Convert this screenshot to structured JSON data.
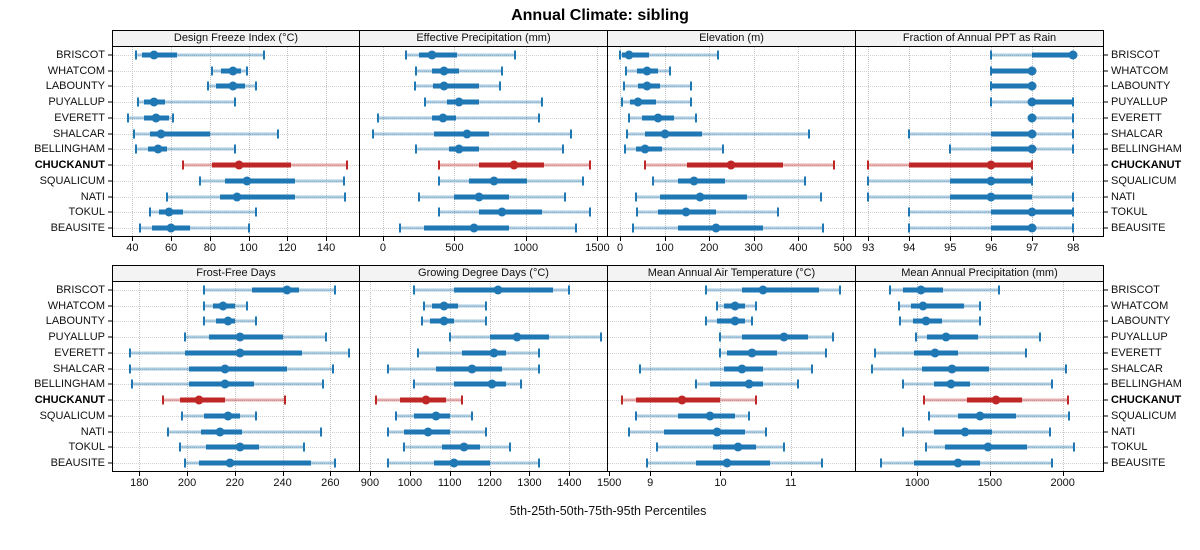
{
  "title": "Annual Climate: sibling",
  "caption": "5th-25th-50th-75th-95th Percentiles",
  "highlight_station": "CHUCKANUT",
  "colors": {
    "series": "#1f77b4",
    "highlight": "#bf2626",
    "band_alpha": 0.38,
    "header_bg": "#f3f3f3",
    "gridline": "#c4c4c4",
    "border": "#000000"
  },
  "stations": [
    "BRISCOT",
    "WHATCOM",
    "LABOUNTY",
    "PUYALLUP",
    "EVERETT",
    "SHALCAR",
    "BELLINGHAM",
    "CHUCKANUT",
    "SQUALICUM",
    "NATI",
    "TOKUL",
    "BEAUSITE"
  ],
  "chart_data": {
    "type": "percentile-range-dotplot",
    "percentiles": [
      5,
      25,
      50,
      75,
      95
    ],
    "legend_note": "thin light band = 5th-95th, thick band = 25th-75th, dot = 50th",
    "panels": [
      {
        "title": "Design Freeze Index (°C)",
        "grid": "top",
        "xlim": [
          30,
          157
        ],
        "ticks": [
          40,
          60,
          80,
          100,
          120,
          140
        ],
        "values": [
          [
            42,
            45,
            51,
            63,
            108
          ],
          [
            81,
            86,
            92,
            96,
            99
          ],
          [
            79,
            83,
            92,
            98,
            104
          ],
          [
            43,
            46,
            51,
            57,
            93
          ],
          [
            38,
            46,
            52,
            59,
            61
          ],
          [
            41,
            49,
            55,
            80,
            115
          ],
          [
            42,
            48,
            53,
            58,
            93
          ],
          [
            66,
            81,
            95,
            122,
            151
          ],
          [
            75,
            88,
            99,
            124,
            149
          ],
          [
            58,
            85,
            94,
            124,
            150
          ],
          [
            49,
            54,
            59,
            66,
            104
          ],
          [
            44,
            50,
            60,
            70,
            100
          ]
        ]
      },
      {
        "title": "Effective Precipitation (mm)",
        "grid": "top",
        "xlim": [
          -160,
          1560
        ],
        "ticks": [
          0,
          500,
          1000,
          1500
        ],
        "values": [
          [
            165,
            250,
            340,
            515,
            925
          ],
          [
            230,
            340,
            425,
            535,
            835
          ],
          [
            225,
            350,
            430,
            670,
            820
          ],
          [
            295,
            445,
            530,
            675,
            1115
          ],
          [
            -35,
            340,
            420,
            510,
            1095
          ],
          [
            -70,
            360,
            585,
            745,
            1315
          ],
          [
            230,
            465,
            535,
            675,
            1260
          ],
          [
            395,
            675,
            915,
            1130,
            1445
          ],
          [
            390,
            600,
            775,
            1005,
            1400
          ],
          [
            250,
            500,
            675,
            880,
            1275
          ],
          [
            390,
            670,
            835,
            1110,
            1445
          ],
          [
            120,
            285,
            635,
            885,
            1350
          ]
        ]
      },
      {
        "title": "Elevation (m)",
        "grid": "top",
        "xlim": [
          -27,
          525
        ],
        "ticks": [
          0,
          100,
          200,
          300,
          400,
          500
        ],
        "values": [
          [
            0,
            5,
            20,
            65,
            220
          ],
          [
            13,
            38,
            60,
            85,
            112
          ],
          [
            10,
            40,
            60,
            90,
            160
          ],
          [
            5,
            22,
            40,
            80,
            160
          ],
          [
            20,
            50,
            85,
            120,
            170
          ],
          [
            15,
            55,
            100,
            185,
            425
          ],
          [
            12,
            35,
            55,
            95,
            230
          ],
          [
            55,
            150,
            250,
            365,
            480
          ],
          [
            75,
            130,
            165,
            235,
            415
          ],
          [
            35,
            90,
            180,
            285,
            450
          ],
          [
            38,
            85,
            148,
            215,
            355
          ],
          [
            30,
            130,
            215,
            320,
            455
          ]
        ]
      },
      {
        "title": "Fraction of Annual PPT as Rain",
        "grid": "top",
        "xlim": [
          92.7,
          98.7
        ],
        "ticks": [
          93,
          94,
          95,
          96,
          97,
          98
        ],
        "values": [
          [
            96,
            97,
            98,
            98,
            98
          ],
          [
            96,
            96,
            97,
            97,
            97
          ],
          [
            96,
            96,
            97,
            97,
            97
          ],
          [
            96,
            97,
            97,
            98,
            98
          ],
          [
            97,
            97,
            97,
            97,
            98
          ],
          [
            94,
            96,
            97,
            97,
            98
          ],
          [
            95,
            96,
            97,
            97,
            98
          ],
          [
            93,
            94,
            96,
            97,
            97
          ],
          [
            93,
            95,
            96,
            97,
            97
          ],
          [
            93,
            95,
            96,
            97,
            98
          ],
          [
            94,
            96,
            97,
            98,
            98
          ],
          [
            94,
            96,
            97,
            97,
            98
          ]
        ]
      },
      {
        "title": "Frost-Free Days",
        "grid": "bottom",
        "xlim": [
          169,
          272
        ],
        "ticks": [
          180,
          200,
          220,
          240,
          260
        ],
        "values": [
          [
            207,
            227,
            242,
            247,
            262
          ],
          [
            207,
            211,
            215,
            220,
            225
          ],
          [
            207,
            212,
            217,
            220,
            229
          ],
          [
            199,
            209,
            222,
            240,
            258
          ],
          [
            176,
            199,
            222,
            248,
            268
          ],
          [
            176,
            201,
            216,
            242,
            261
          ],
          [
            177,
            201,
            216,
            228,
            257
          ],
          [
            190,
            197,
            205,
            216,
            241
          ],
          [
            198,
            207,
            217,
            222,
            229
          ],
          [
            192,
            206,
            214,
            223,
            256
          ],
          [
            197,
            208,
            222,
            230,
            249
          ],
          [
            199,
            205,
            218,
            252,
            262
          ]
        ]
      },
      {
        "title": "Growing Degree Days (°C)",
        "grid": "bottom",
        "xlim": [
          875,
          1492
        ],
        "ticks": [
          900,
          1000,
          1100,
          1200,
          1300,
          1400,
          1500
        ],
        "values": [
          [
            1010,
            1110,
            1220,
            1360,
            1400
          ],
          [
            1035,
            1055,
            1085,
            1120,
            1190
          ],
          [
            1030,
            1050,
            1085,
            1110,
            1190
          ],
          [
            1100,
            1200,
            1270,
            1350,
            1480
          ],
          [
            1020,
            1130,
            1210,
            1240,
            1325
          ],
          [
            945,
            1065,
            1155,
            1230,
            1325
          ],
          [
            1010,
            1110,
            1205,
            1240,
            1280
          ],
          [
            915,
            975,
            1040,
            1090,
            1130
          ],
          [
            965,
            1010,
            1065,
            1100,
            1155
          ],
          [
            945,
            985,
            1045,
            1100,
            1190
          ],
          [
            985,
            1080,
            1135,
            1175,
            1250
          ],
          [
            945,
            1060,
            1110,
            1200,
            1325
          ]
        ]
      },
      {
        "title": "Mean Annual Air Temperature (°C)",
        "grid": "bottom",
        "xlim": [
          8.4,
          11.9
        ],
        "ticks": [
          9,
          10,
          11
        ],
        "values": [
          [
            9.8,
            10.3,
            10.6,
            11.4,
            11.7
          ],
          [
            9.95,
            10.05,
            10.2,
            10.35,
            10.5
          ],
          [
            9.8,
            9.95,
            10.2,
            10.35,
            10.45
          ],
          [
            10.0,
            10.3,
            10.9,
            11.25,
            11.6
          ],
          [
            10.0,
            10.1,
            10.45,
            10.8,
            11.5
          ],
          [
            8.85,
            10.05,
            10.3,
            10.6,
            11.3
          ],
          [
            9.65,
            9.85,
            10.4,
            10.6,
            11.1
          ],
          [
            8.6,
            8.8,
            9.45,
            10.0,
            10.5
          ],
          [
            8.8,
            9.4,
            9.85,
            10.2,
            10.4
          ],
          [
            8.7,
            9.2,
            9.95,
            10.35,
            10.65
          ],
          [
            9.1,
            9.9,
            10.25,
            10.5,
            10.9
          ],
          [
            8.95,
            9.65,
            10.1,
            10.7,
            11.45
          ]
        ]
      },
      {
        "title": "Mean Annual Precipitation (mm)",
        "grid": "bottom",
        "xlim": [
          580,
          2270
        ],
        "ticks": [
          1000,
          1500,
          2000
        ],
        "values": [
          [
            815,
            905,
            1025,
            1180,
            1560
          ],
          [
            875,
            960,
            1040,
            1320,
            1430
          ],
          [
            885,
            970,
            1060,
            1170,
            1430
          ],
          [
            995,
            1065,
            1200,
            1420,
            1845
          ],
          [
            710,
            980,
            1125,
            1280,
            1745
          ],
          [
            690,
            1035,
            1240,
            1495,
            2020
          ],
          [
            900,
            1115,
            1230,
            1360,
            1925
          ],
          [
            1050,
            1340,
            1540,
            1720,
            2035
          ],
          [
            1080,
            1280,
            1430,
            1680,
            2040
          ],
          [
            900,
            1115,
            1330,
            1515,
            1910
          ],
          [
            1060,
            1190,
            1490,
            1755,
            2080
          ],
          [
            750,
            980,
            1280,
            1430,
            1925
          ]
        ]
      }
    ]
  }
}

• **WHAT TO DO**:
Report only the number of lines that hold the string "Days" in this listing.

• **THE COMPLETED TASK**:
2